Dataset records:

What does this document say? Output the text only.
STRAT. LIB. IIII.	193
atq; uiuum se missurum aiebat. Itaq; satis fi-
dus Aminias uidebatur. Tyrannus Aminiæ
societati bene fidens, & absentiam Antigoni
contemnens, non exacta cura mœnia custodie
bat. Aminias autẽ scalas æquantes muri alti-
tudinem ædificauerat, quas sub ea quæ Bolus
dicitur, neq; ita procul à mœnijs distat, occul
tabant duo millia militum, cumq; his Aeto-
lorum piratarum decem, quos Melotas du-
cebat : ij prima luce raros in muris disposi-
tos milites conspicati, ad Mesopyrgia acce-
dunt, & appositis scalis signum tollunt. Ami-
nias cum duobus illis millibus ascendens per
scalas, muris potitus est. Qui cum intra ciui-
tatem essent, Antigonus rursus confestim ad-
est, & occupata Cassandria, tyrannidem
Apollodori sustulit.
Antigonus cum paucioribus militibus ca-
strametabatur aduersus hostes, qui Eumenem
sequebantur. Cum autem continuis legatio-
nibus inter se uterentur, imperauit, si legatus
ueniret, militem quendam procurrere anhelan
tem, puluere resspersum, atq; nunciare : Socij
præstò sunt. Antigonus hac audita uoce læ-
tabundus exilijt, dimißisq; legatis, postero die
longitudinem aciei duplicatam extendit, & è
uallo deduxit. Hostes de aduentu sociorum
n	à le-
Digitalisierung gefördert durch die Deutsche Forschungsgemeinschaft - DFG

* * *

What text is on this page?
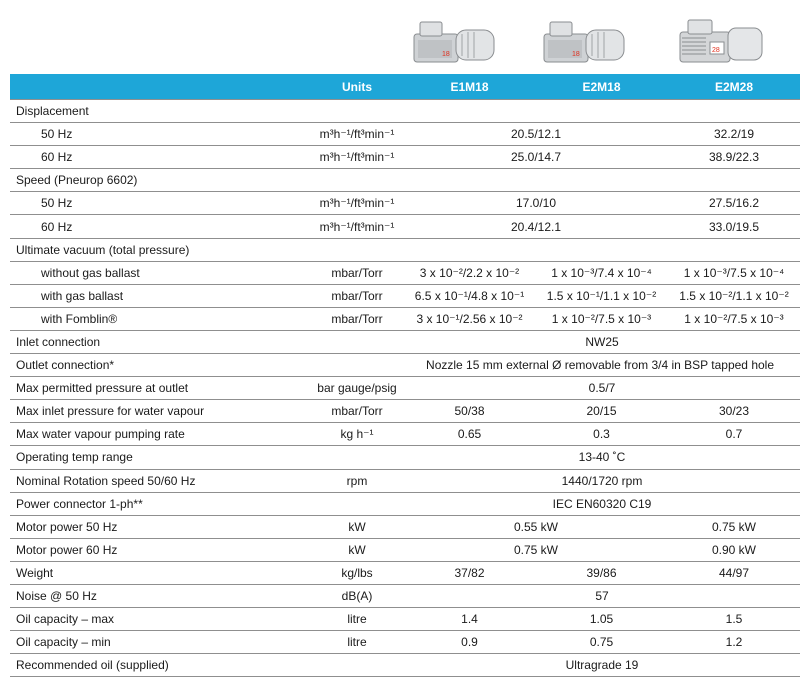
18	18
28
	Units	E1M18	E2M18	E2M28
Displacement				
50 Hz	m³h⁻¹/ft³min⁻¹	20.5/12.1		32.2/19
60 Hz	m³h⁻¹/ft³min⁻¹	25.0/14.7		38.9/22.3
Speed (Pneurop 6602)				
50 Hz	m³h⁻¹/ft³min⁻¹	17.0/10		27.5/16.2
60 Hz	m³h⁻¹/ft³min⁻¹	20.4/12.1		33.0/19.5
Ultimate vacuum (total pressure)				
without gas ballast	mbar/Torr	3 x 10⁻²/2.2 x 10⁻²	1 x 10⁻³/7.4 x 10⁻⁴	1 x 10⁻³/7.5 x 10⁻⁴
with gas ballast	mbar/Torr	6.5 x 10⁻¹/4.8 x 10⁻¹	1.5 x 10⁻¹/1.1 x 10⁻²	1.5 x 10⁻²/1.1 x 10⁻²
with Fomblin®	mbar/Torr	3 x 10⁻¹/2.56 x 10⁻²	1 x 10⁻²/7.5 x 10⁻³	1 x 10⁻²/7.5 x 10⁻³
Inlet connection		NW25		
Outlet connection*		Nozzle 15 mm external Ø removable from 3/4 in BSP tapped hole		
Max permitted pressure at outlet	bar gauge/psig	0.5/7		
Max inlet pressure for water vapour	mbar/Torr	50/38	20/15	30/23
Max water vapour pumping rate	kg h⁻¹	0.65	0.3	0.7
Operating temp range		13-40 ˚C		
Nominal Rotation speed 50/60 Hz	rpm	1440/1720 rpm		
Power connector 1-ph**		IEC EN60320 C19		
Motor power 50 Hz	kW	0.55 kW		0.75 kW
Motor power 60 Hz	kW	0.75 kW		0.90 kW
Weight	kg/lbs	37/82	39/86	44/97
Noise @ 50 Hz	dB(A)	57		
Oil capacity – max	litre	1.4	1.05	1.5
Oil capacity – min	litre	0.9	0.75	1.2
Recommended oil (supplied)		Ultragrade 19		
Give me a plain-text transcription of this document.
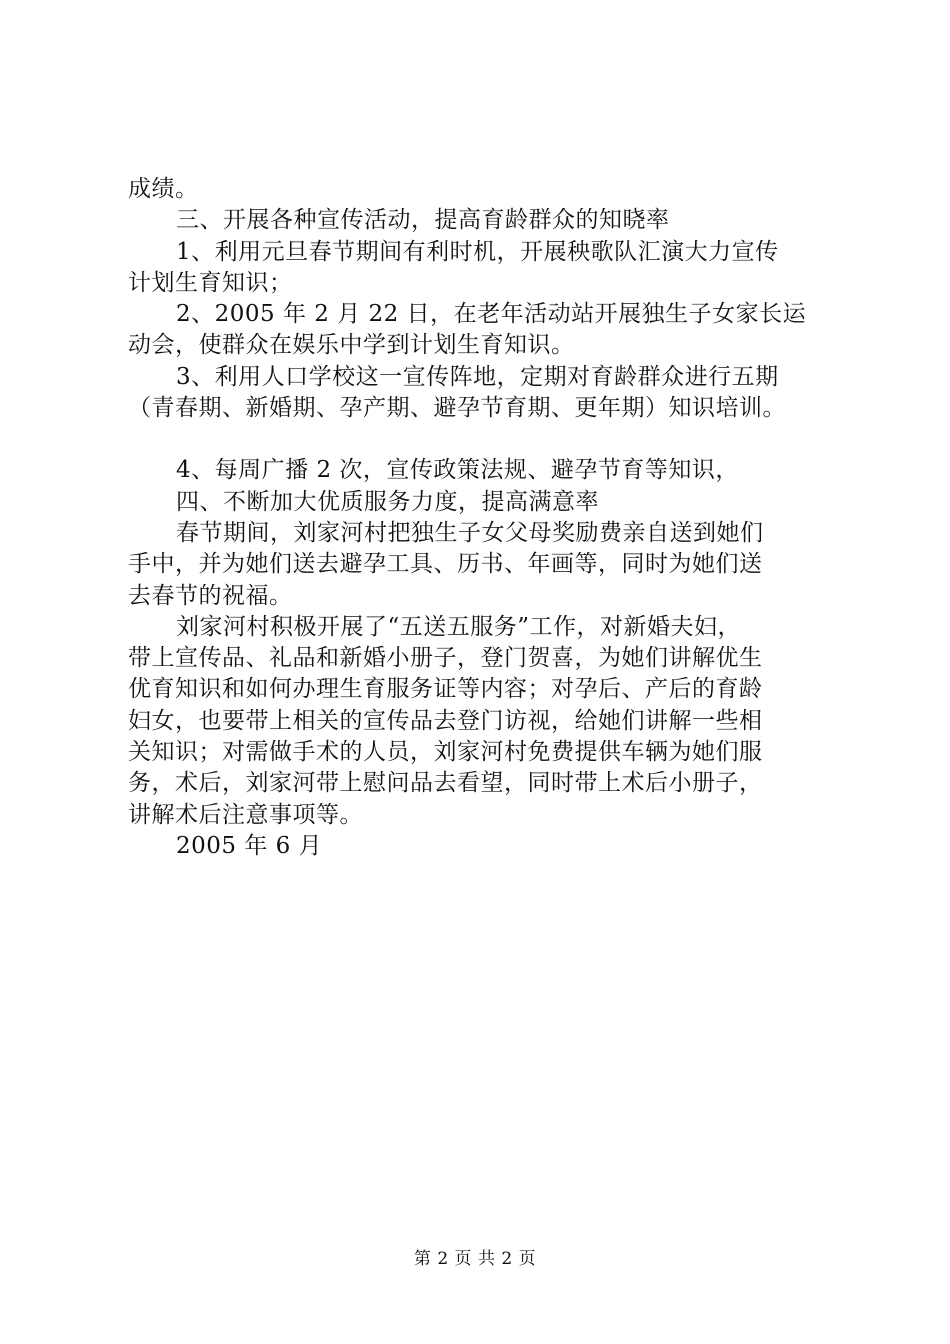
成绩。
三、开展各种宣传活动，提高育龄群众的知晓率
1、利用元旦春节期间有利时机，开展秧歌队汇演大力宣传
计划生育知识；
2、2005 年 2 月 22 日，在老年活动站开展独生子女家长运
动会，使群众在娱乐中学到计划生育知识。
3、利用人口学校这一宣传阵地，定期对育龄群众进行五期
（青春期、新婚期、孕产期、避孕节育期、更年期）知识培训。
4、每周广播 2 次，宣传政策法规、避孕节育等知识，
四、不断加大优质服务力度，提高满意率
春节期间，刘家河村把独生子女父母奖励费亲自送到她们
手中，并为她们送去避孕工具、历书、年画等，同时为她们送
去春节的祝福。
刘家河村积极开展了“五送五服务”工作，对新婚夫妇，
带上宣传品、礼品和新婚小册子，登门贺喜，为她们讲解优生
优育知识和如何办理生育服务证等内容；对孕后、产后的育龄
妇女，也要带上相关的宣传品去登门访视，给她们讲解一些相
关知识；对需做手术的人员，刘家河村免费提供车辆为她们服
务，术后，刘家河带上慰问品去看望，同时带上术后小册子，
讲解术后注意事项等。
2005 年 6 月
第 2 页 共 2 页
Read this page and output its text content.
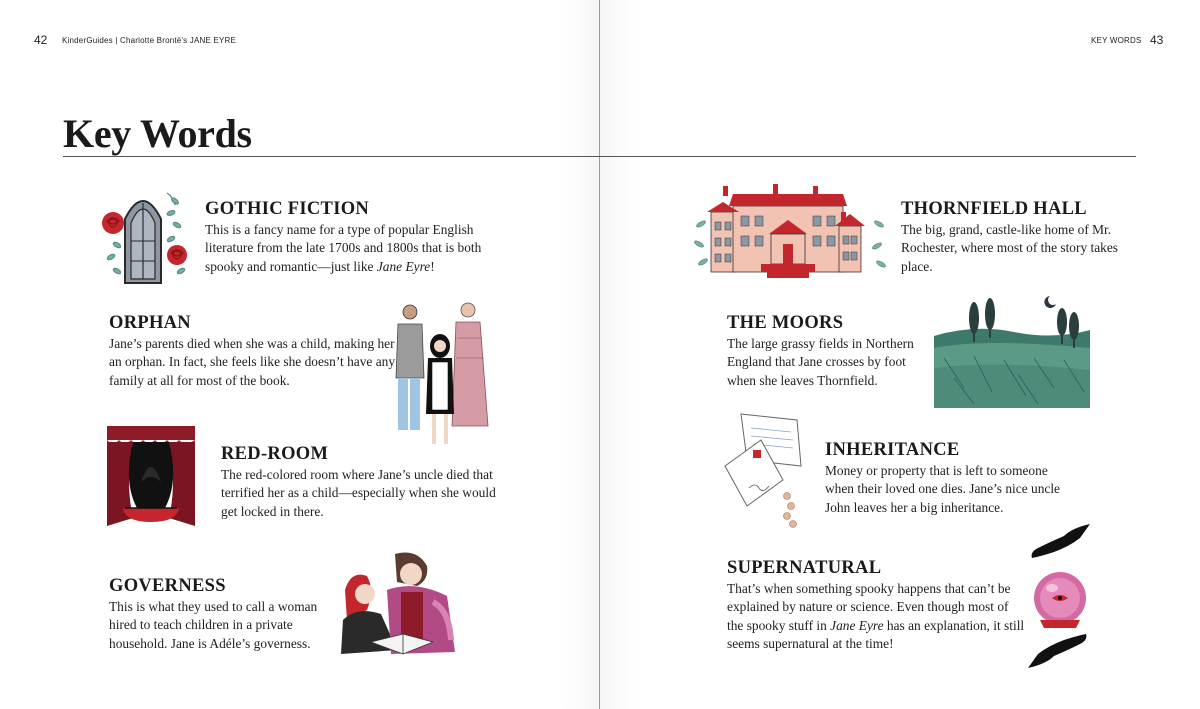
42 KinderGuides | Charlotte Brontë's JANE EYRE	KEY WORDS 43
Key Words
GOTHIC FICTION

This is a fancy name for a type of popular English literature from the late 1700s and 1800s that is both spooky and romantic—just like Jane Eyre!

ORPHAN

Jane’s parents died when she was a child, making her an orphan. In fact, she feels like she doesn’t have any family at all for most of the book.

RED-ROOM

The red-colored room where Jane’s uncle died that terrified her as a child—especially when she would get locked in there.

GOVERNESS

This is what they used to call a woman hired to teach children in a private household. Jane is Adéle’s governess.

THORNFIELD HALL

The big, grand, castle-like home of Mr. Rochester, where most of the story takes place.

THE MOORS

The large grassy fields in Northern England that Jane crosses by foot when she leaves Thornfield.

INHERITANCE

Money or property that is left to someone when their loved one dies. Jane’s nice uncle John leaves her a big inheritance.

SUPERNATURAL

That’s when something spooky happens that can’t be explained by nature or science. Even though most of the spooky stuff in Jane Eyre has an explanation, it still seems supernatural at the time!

Problem details:
Note every line above where the string "water" shows up, and copy those lines.

Exercise response:
Max inlet pressure for water vapour	mbar/Torr	50/38	20/15	30/23
Max water vapour pumping rate	kg h⁻¹	0.65	0.3	0.7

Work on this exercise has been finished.